• Aufgabenstellung: Prüfe anhand des Textes über Katars Investitionen, ob die folgenden Aussagen zutreffen: 1. Katar stieg 2009 beim Formel-1-Team Williams ein. 2. Es steht bereits fest, dass Katar im Teamnamen auftauchen wird. 3. Das Team soll auch künftig ein Audi-Werksteam bleiben. Antworte jeweils mit Ja oder Nein und zitiere die entscheidende Stelle wörtlich.

In Deutschland ist Katar nicht nur im Volkswagen-Konzern investiert, sondern auch bei Siemens, der Reederei Hapag-Lloyd und der Baugesellschaft Hochtief. International etwa bei der Schweizer Großbank Credit Suisse, dem Flughafen London-Heathrow oder dem Fußballclub Paris Saint-Germain, dem aktuellen Meister der französischen Liga.

QIA: Zweites Formel-1-Investment nach Williams

Und der Einstieg bei Audi ist nicht das erste Mal, dass Katar als Investor eines Formel-1-Teams einen Fuß in der Königsklasse des Motorsports hat. Bereits 2009 kaufte sich der Staatsfonds bei Williams ein. Williams eröffnete im Qatar Science Park ein Technologiezentrum, und Scheich Khalid bin Hamad Al-Thani durfte auf dem Losail International Circuit in Doha einen FW31 testen.

Beendet wurde das Engagement bei Williams im Jahr 2020, als dort der amerikanische Investor Dorilton Capital die alleinige Kontrolle übernahm. Doch nicht zuletzt weil auch andere Golfstaaten in die Formel 1 investieren, war klar, dass Katar bei der richtigen Gelegenheit ein "Comeback" als Investor geben könnte. Und jetzt scheint die richtige Gelegenheit da zu sein.

"QIA ist überzeugt, dass die Formel 1 ein Sport mit einem erheblichen unerschlossenen Investitionspotenzial ist", sagt QIA-CEO Mohammed Al-Sowaidi. "Die zunehmende Kommerzialisierung des Profisports als Teil des weltweiten Unterhaltungsangebots und die wachsende globale Popularität der Formel 1 haben eine spannende Gelegenheit für unsere erste große Investition im Motorsport geschaffen."

Auch nach Deal: Audi soll Audi bleiben

Inwieweit Katar im Zuge dieses Investments auch sichtbar werden wird, etwa als Bestandteil des Teamnamens oder mit einem Hauptsponsor, das ist Stand jetzt nicht entschieden. "Wir müssen unser Set-up noch finden", sagt Döllner. "Wir haben da aber einen breiten Blick drauf. Bisher wurden keine Entscheidungen getroffen."

Klar ist aktuell nur, dass es auch in Zukunft ein Audi-Werksteam bleiben soll. Was den Verkauf weiterer Anteile und gegebenenfalls auch die Übernahme einer Mehrheit nicht für alle Zeiten ausschließt. Auch wenn man bei Audi großen Wert auf die Feststellung legt, dass der nächste Schritt einer solchen Transaktion derzeit kein Gegenstand der Gespräche sei.

• Datensatz:
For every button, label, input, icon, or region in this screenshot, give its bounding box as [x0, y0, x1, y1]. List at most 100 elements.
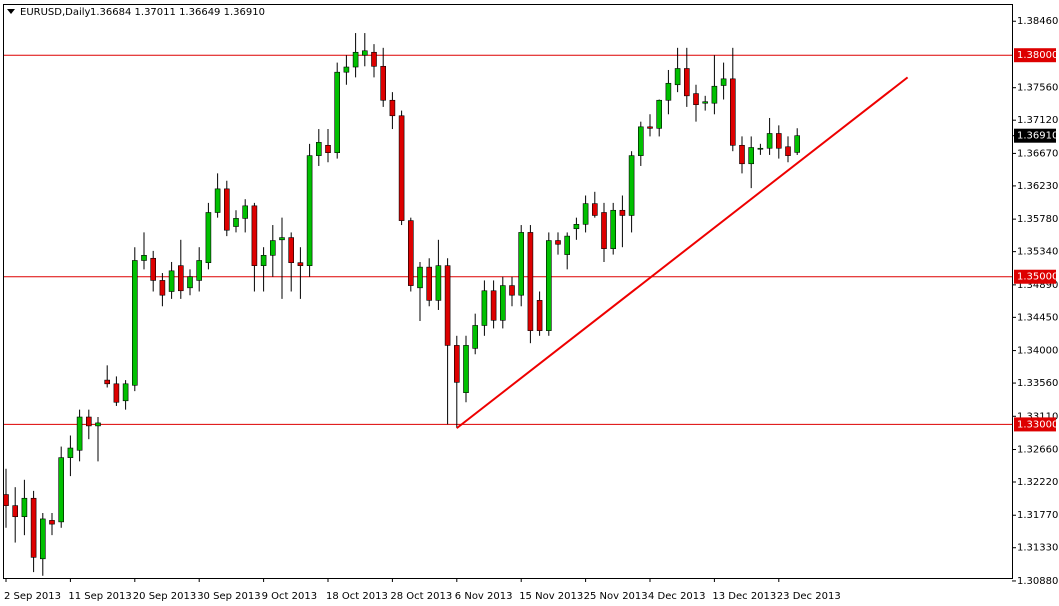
x-tick-label: 13 Dec 2013	[712, 591, 776, 602]
candle-body	[141, 255, 147, 261]
candle-body	[279, 237, 285, 241]
y-tick-label: 1.37560	[1017, 83, 1058, 94]
candle-body	[3, 494, 9, 506]
x-tick-label: 18 Oct 2013	[326, 591, 388, 602]
candle-body	[509, 285, 515, 296]
menu-arrow[interactable]	[7, 9, 15, 14]
candle-body	[628, 155, 635, 216]
candle-body	[168, 270, 175, 292]
y-tick-label: 1.34000	[1017, 346, 1058, 357]
x-tick-label: 28 Oct 2013	[390, 591, 452, 602]
candle-body	[196, 260, 202, 281]
candle-body	[150, 257, 156, 281]
level-label: 1.33000	[1017, 419, 1058, 430]
x-tick-label: 23 Dec 2013	[777, 591, 841, 602]
candle-body	[49, 520, 55, 525]
candle-body	[389, 99, 396, 117]
candle-body	[113, 383, 120, 403]
candle-body	[132, 260, 138, 386]
candle-body	[711, 85, 718, 104]
candle-body	[343, 66, 350, 73]
trend-line	[456, 76, 909, 429]
y-tick-label: 1.31330	[1017, 543, 1058, 554]
candle-body	[582, 203, 589, 225]
candle-body	[665, 82, 672, 101]
candle-body	[417, 266, 423, 289]
y-tick-label: 1.35780	[1017, 214, 1058, 225]
candle-body	[619, 209, 626, 216]
y-tick-label: 1.35340	[1017, 247, 1058, 258]
candle-body	[288, 237, 295, 264]
candle-body	[702, 101, 709, 104]
candle-body	[435, 265, 442, 301]
candle-body	[30, 497, 37, 558]
candle-body	[729, 78, 736, 146]
candle-body	[306, 155, 313, 266]
x-tick-label: 2 Sep 2013	[4, 591, 61, 602]
candle-body	[647, 126, 653, 129]
candle-body	[518, 232, 525, 296]
candle-body	[545, 240, 552, 331]
bid-label: 1.36910	[1017, 131, 1058, 142]
level-label: 1.35000	[1017, 272, 1058, 283]
plot-frame	[3, 4, 1013, 579]
bid-label-box	[1014, 128, 1056, 143]
candle-body	[766, 133, 773, 149]
candle-body	[453, 345, 460, 383]
y-tick-label: 1.32660	[1017, 445, 1058, 456]
candle-body	[224, 188, 230, 231]
candle-body	[610, 209, 617, 249]
y-tick-label: 1.31770	[1017, 510, 1058, 521]
candle-body	[490, 290, 497, 321]
candle-body	[481, 290, 488, 326]
y-tick-label: 1.34890	[1017, 280, 1058, 291]
candle-body	[159, 280, 166, 296]
candle-body	[67, 447, 74, 458]
candle-body	[720, 78, 727, 86]
y-tick-label: 1.33110	[1017, 411, 1058, 422]
x-tick-label: 20 Sep 2013	[133, 591, 196, 602]
candle-body	[352, 51, 359, 68]
candle-body	[371, 51, 377, 67]
candle-body	[380, 65, 387, 101]
candle-body	[86, 416, 92, 427]
candle-body	[325, 144, 331, 153]
candle-body	[104, 379, 110, 385]
candle-body	[601, 212, 607, 249]
x-tick-label: 15 Nov 2013	[519, 591, 583, 602]
chart-title: EURUSD,Daily	[20, 7, 91, 18]
candle-body	[426, 266, 433, 301]
candle-body	[315, 142, 322, 156]
y-tick-label: 1.34450	[1017, 312, 1058, 323]
candle-body	[205, 212, 212, 264]
candle-body	[398, 115, 405, 221]
candle-body	[656, 99, 663, 129]
x-tick-label: 9 Oct 2013	[262, 591, 317, 602]
candle-body	[637, 126, 644, 156]
candle-body	[536, 300, 543, 331]
y-tick-label: 1.36670	[1017, 148, 1058, 159]
candle-body	[187, 276, 193, 289]
candle-body	[214, 188, 221, 213]
candle-body	[233, 218, 239, 227]
candle-body	[573, 224, 580, 230]
candle-body	[58, 457, 65, 523]
candle-body	[693, 93, 699, 105]
candle-body	[76, 416, 83, 451]
candle-body	[775, 133, 782, 149]
candle-body	[527, 232, 534, 331]
candle-body	[178, 265, 184, 292]
candle-body	[739, 144, 745, 165]
x-tick-label: 30 Sep 2013	[197, 591, 260, 602]
level-label-box	[1014, 48, 1056, 63]
y-tick-label: 1.30880	[1017, 576, 1058, 587]
candle-body	[683, 68, 690, 97]
candle-body	[444, 265, 451, 346]
candle-body	[555, 240, 561, 245]
x-tick-label: 6 Nov 2013	[455, 591, 513, 602]
x-tick-label: 4 Dec 2013	[648, 591, 706, 602]
candle-body	[463, 345, 469, 393]
candle-body	[260, 255, 267, 266]
candle-body	[21, 497, 28, 518]
candle-body	[334, 71, 341, 153]
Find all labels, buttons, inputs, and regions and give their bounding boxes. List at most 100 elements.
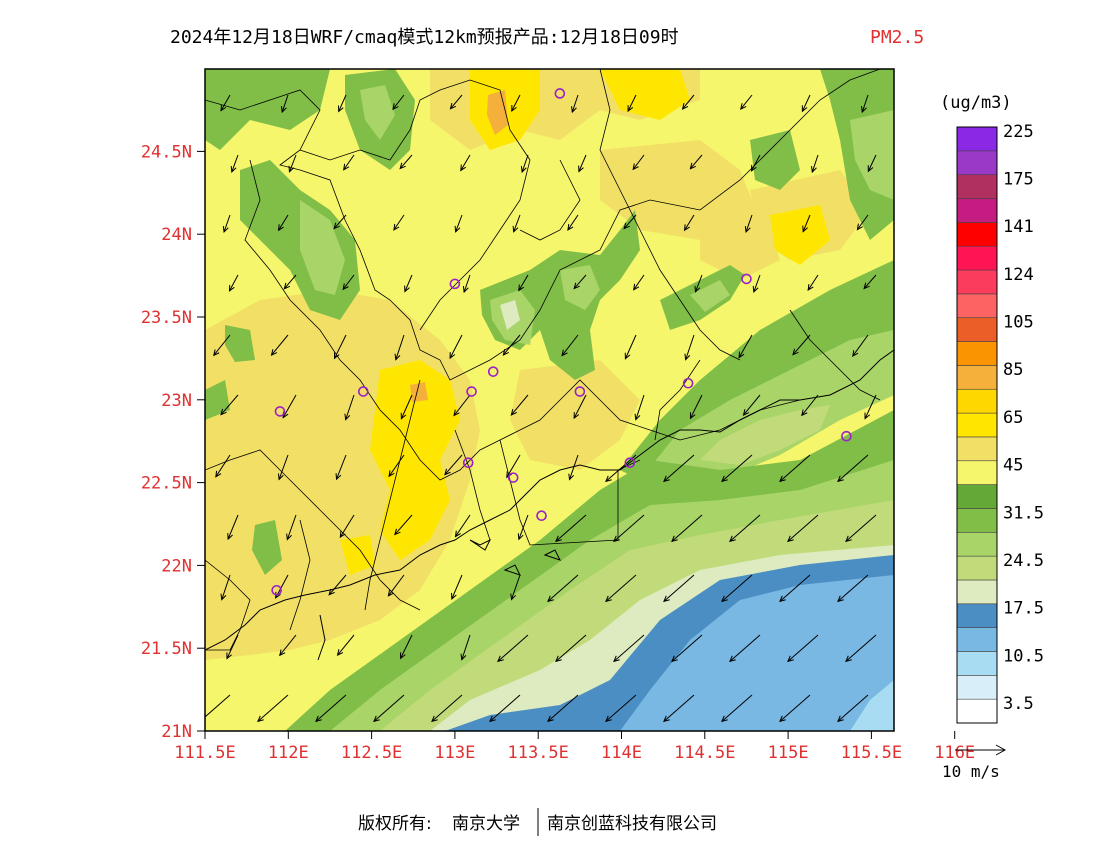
wind-arrow-head <box>338 105 344 113</box>
wind-arrow <box>518 514 529 540</box>
wind-arrow <box>257 694 289 722</box>
wind-arrow-head <box>343 163 350 171</box>
wind-arrow <box>605 694 637 722</box>
wind-arrow <box>845 634 877 662</box>
wind-arrow <box>721 694 753 722</box>
wind-arrow-head <box>740 103 747 110</box>
wind-arrow <box>220 94 231 111</box>
wind-arrow-head <box>837 475 844 483</box>
wind-arrow-head <box>845 535 852 543</box>
wind-arrow <box>729 514 761 542</box>
wind-arrow <box>571 94 579 113</box>
wind-arrow <box>431 694 463 722</box>
x-tick-label: 111.5E <box>174 743 235 763</box>
station-markers <box>271 88 852 596</box>
wind-arrow <box>569 454 579 480</box>
wind-arrow <box>460 154 471 171</box>
wind-arrow-head <box>729 655 736 663</box>
station-marker <box>574 386 586 397</box>
wind-arrow <box>223 214 231 233</box>
wind-arrow <box>338 94 347 112</box>
wind-arrow-head <box>845 655 852 663</box>
wind-arrow-head <box>547 595 554 603</box>
wind-arrow <box>399 154 413 169</box>
legend-swatch <box>956 675 998 700</box>
wind-arrow <box>740 94 753 110</box>
wind-arrow <box>605 454 637 482</box>
wind-arrow <box>395 334 405 360</box>
wind-arrow-head <box>633 283 640 291</box>
wind-arrow <box>521 154 529 173</box>
wind-arrow-head <box>510 593 517 601</box>
wind-arrow-head <box>721 595 728 603</box>
wind-arrow-head <box>837 715 844 723</box>
conc-65-85-patches <box>340 69 830 575</box>
wind-arrow-head <box>333 222 340 230</box>
wind-arrow <box>271 334 289 356</box>
wind-arrow <box>444 454 463 475</box>
wind-arrow-head <box>837 595 844 603</box>
wind-arrow-head <box>283 282 291 290</box>
x-tick-label: 115E <box>768 743 809 763</box>
wind-arrow <box>547 574 579 602</box>
wind-arrow <box>450 94 463 110</box>
wind-reference: 10 m/s <box>942 744 1007 781</box>
y-tick-label: 22N <box>161 556 192 576</box>
legend-swatch <box>956 484 998 509</box>
wind-arrow <box>220 394 239 416</box>
wind-arrow <box>802 214 811 232</box>
wind-arrow <box>339 514 355 538</box>
legend-label: 141 <box>1003 217 1034 237</box>
wind-arrow-head <box>404 285 410 293</box>
wind-arrow-head <box>213 349 220 357</box>
wind-arrow <box>400 634 413 659</box>
wind-arrow <box>497 634 529 662</box>
wind-arrow <box>863 274 877 289</box>
wind-arrow-head <box>444 468 451 476</box>
wind-arrow <box>837 574 869 602</box>
wind-arrow-head <box>811 166 817 174</box>
wind-arrow <box>337 634 355 656</box>
wind-arrow-head <box>497 655 504 663</box>
legend-label: 10.5 <box>1003 646 1044 666</box>
wind-arrow-head <box>663 715 670 723</box>
y-tick-label: 24.5N <box>141 142 192 162</box>
wind-arrow-head <box>623 222 630 230</box>
wind-arrow-head <box>689 412 696 420</box>
wind-arrow-head <box>779 475 786 483</box>
wind-arrow <box>751 154 761 172</box>
legend-swatch <box>956 269 998 295</box>
station-marker <box>449 278 461 290</box>
legend-swatch <box>956 531 998 557</box>
legend-label: 105 <box>1003 313 1034 333</box>
wind-arrow-head <box>721 475 728 483</box>
wind-arrow <box>689 154 703 170</box>
wind-arrow <box>729 634 761 662</box>
wind-arrow-head <box>729 535 736 543</box>
wind-arrow <box>624 334 637 359</box>
wind-arrow <box>573 394 587 419</box>
wind-arrow-head <box>852 350 859 358</box>
wind-arrow <box>837 694 869 722</box>
x-tick-label: 112E <box>268 743 309 763</box>
wind-arrow-head <box>750 164 757 172</box>
wind-arrow-head <box>681 102 689 110</box>
wind-arrow <box>787 514 819 542</box>
wind-arrow <box>690 394 703 419</box>
wind-arrow-head <box>275 591 281 599</box>
wind-arrow <box>315 694 347 722</box>
legend-swatch <box>956 436 998 462</box>
wind-arrow <box>510 394 529 416</box>
y-tick-label: 24N <box>161 225 192 245</box>
wind-arrow-head <box>449 102 457 110</box>
legend-swatch <box>956 198 998 223</box>
x-tick-label: 114E <box>601 743 642 763</box>
wind-arrow-head <box>451 592 457 600</box>
wind-arrow-head <box>792 348 799 356</box>
legend-swatch <box>956 555 998 581</box>
wind-arrow <box>753 274 761 293</box>
wind-arrow-head <box>230 165 237 173</box>
wind-arrow-head <box>286 533 292 541</box>
legend-label: 175 <box>1003 170 1034 190</box>
wind-arrow-head <box>288 165 295 173</box>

• Ergebnis:
1. Ja: „Bereits 2009 kaufte sich der Staatsfonds bei Williams ein.“
2. Nein: „das ist Stand jetzt nicht entschieden“
3. Ja: „dass es auch in Zukunft ein Audi-Werksteam bleiben soll“